--- START DATA EXCERPTS ---

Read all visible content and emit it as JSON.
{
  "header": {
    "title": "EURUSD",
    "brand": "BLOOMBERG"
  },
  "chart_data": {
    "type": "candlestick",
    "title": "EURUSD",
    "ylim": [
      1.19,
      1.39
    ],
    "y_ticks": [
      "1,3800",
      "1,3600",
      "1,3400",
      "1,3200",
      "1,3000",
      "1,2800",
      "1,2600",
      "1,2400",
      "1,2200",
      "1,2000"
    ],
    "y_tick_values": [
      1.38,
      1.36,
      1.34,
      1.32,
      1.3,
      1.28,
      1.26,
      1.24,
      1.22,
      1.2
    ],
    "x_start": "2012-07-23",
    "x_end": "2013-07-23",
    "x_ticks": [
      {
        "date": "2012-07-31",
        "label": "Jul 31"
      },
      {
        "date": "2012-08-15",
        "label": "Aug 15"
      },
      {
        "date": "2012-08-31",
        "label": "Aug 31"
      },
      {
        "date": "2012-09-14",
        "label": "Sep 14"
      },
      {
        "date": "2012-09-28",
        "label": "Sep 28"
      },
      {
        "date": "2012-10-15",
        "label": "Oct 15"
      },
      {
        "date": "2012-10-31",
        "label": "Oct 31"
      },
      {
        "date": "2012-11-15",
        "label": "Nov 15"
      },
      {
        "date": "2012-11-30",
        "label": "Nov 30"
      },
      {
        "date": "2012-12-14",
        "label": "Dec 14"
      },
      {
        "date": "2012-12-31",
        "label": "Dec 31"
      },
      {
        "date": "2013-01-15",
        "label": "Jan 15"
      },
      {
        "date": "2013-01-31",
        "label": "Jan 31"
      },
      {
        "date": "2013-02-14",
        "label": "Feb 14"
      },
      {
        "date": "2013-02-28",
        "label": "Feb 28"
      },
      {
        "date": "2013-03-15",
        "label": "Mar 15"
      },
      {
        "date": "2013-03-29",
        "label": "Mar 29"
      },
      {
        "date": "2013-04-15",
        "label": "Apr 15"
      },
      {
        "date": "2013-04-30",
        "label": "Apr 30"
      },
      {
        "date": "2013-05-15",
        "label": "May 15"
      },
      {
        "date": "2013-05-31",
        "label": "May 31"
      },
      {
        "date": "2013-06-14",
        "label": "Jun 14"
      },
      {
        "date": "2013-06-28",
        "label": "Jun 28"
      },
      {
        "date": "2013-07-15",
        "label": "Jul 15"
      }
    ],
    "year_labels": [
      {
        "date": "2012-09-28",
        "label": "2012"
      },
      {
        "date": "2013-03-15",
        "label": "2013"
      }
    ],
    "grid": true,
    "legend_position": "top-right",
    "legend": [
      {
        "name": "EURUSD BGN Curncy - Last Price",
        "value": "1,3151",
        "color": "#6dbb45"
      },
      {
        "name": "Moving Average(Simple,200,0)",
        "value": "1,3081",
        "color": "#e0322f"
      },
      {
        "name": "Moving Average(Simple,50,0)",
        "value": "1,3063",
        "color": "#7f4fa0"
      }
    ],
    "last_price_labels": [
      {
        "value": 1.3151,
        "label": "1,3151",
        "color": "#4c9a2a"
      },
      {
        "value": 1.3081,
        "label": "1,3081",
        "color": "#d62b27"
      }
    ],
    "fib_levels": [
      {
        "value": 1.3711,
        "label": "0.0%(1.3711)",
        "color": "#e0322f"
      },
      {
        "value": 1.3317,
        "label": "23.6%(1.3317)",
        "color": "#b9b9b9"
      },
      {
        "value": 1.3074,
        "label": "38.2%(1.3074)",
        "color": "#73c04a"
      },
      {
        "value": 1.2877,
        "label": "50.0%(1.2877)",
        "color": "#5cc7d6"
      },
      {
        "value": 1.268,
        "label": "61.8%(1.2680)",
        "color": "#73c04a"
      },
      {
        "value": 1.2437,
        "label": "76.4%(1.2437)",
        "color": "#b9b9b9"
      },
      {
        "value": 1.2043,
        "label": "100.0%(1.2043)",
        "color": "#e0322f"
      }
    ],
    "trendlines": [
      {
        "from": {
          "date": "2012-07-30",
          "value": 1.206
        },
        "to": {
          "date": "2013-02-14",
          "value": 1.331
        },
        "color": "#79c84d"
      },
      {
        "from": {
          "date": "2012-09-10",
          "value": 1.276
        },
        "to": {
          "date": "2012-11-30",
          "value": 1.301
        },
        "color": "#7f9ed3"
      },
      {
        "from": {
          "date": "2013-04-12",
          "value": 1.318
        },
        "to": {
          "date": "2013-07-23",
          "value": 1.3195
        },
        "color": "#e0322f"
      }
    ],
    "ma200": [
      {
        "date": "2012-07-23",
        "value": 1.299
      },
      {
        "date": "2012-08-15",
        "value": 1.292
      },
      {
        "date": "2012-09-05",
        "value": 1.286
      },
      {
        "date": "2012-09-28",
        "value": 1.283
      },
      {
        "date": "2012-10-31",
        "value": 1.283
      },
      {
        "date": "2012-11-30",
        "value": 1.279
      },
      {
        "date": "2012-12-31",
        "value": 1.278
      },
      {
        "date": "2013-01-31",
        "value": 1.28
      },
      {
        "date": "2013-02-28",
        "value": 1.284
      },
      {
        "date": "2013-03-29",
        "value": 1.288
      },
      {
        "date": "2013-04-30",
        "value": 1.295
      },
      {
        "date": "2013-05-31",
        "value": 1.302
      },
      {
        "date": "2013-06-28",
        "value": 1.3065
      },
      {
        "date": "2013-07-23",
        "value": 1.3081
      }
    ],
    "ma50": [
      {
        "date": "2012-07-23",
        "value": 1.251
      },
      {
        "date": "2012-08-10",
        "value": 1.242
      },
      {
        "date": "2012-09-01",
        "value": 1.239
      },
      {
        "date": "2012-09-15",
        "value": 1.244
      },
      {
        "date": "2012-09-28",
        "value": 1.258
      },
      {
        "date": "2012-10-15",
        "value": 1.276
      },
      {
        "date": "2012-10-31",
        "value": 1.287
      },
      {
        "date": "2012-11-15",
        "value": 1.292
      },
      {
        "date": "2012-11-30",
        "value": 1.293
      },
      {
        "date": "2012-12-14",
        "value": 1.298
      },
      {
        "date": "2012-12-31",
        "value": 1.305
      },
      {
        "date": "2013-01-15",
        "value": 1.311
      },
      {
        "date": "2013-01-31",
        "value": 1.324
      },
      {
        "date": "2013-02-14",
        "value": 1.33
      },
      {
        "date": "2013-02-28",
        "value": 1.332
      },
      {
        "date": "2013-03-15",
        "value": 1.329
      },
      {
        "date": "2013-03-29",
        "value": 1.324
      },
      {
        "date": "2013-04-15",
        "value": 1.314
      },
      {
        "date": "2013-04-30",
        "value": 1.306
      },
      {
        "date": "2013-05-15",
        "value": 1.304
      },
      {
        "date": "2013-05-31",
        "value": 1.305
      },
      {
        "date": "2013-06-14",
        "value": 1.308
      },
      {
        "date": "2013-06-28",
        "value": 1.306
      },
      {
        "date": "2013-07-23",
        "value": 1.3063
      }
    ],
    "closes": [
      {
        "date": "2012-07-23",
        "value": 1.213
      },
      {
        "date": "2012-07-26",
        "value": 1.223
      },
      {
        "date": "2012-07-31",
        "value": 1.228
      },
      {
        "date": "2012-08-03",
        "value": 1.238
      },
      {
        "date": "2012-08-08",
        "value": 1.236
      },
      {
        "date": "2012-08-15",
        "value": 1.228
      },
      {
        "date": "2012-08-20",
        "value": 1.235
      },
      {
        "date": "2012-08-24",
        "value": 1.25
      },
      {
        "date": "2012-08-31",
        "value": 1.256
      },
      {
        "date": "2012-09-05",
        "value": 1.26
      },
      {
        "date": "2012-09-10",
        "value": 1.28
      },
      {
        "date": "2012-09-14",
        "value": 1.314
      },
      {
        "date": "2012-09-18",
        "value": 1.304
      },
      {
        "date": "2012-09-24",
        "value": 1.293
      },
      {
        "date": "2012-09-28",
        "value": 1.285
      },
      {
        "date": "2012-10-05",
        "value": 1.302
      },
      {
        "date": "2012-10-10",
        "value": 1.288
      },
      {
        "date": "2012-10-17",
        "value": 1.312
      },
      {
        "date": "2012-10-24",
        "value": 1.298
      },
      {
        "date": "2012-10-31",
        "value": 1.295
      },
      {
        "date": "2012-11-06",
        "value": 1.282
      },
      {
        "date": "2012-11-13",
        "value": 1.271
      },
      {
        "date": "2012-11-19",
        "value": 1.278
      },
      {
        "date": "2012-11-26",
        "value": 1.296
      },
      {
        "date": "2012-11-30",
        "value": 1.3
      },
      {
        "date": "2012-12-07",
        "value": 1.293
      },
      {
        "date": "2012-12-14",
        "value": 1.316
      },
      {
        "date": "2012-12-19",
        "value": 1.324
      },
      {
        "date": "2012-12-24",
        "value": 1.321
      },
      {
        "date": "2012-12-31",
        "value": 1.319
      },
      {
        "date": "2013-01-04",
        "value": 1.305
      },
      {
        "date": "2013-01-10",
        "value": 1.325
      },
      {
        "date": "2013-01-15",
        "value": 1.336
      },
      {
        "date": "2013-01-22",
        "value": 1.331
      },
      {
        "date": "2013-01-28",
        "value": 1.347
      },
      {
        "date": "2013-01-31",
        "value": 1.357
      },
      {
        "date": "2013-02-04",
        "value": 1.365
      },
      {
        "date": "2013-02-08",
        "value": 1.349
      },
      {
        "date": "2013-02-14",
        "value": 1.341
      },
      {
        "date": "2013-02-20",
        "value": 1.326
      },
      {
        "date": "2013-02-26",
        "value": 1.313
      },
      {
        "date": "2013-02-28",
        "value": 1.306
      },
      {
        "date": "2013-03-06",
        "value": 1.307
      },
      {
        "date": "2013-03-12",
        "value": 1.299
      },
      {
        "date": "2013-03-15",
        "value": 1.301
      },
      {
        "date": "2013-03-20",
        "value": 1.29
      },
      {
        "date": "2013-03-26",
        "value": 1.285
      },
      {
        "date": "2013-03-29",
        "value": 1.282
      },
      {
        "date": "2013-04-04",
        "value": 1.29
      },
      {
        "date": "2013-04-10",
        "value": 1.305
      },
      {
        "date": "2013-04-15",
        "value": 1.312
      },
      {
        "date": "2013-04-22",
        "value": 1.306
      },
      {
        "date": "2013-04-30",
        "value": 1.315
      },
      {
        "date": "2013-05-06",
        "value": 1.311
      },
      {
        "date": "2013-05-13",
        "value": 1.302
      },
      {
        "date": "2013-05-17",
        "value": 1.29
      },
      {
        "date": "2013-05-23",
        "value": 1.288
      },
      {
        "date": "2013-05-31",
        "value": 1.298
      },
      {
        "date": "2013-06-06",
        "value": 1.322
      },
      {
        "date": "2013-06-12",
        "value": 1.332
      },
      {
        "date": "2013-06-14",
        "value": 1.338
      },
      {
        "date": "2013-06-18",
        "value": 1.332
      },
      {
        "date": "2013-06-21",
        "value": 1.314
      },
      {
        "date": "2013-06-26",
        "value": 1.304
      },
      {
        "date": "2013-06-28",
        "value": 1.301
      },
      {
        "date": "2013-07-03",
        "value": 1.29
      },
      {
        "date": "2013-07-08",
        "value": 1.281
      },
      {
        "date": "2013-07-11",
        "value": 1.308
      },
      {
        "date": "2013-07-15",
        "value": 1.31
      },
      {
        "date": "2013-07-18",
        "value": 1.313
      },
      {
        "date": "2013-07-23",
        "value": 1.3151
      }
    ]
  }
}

--- END DATA EXCERPTS ---

AIM: Extract, from the listing above, every line where the string "Simple" occurs.

TASK SOLUTION:
        "name": "Moving Average(Simple,200,0)",
        "name": "Moving Average(Simple,50,0)",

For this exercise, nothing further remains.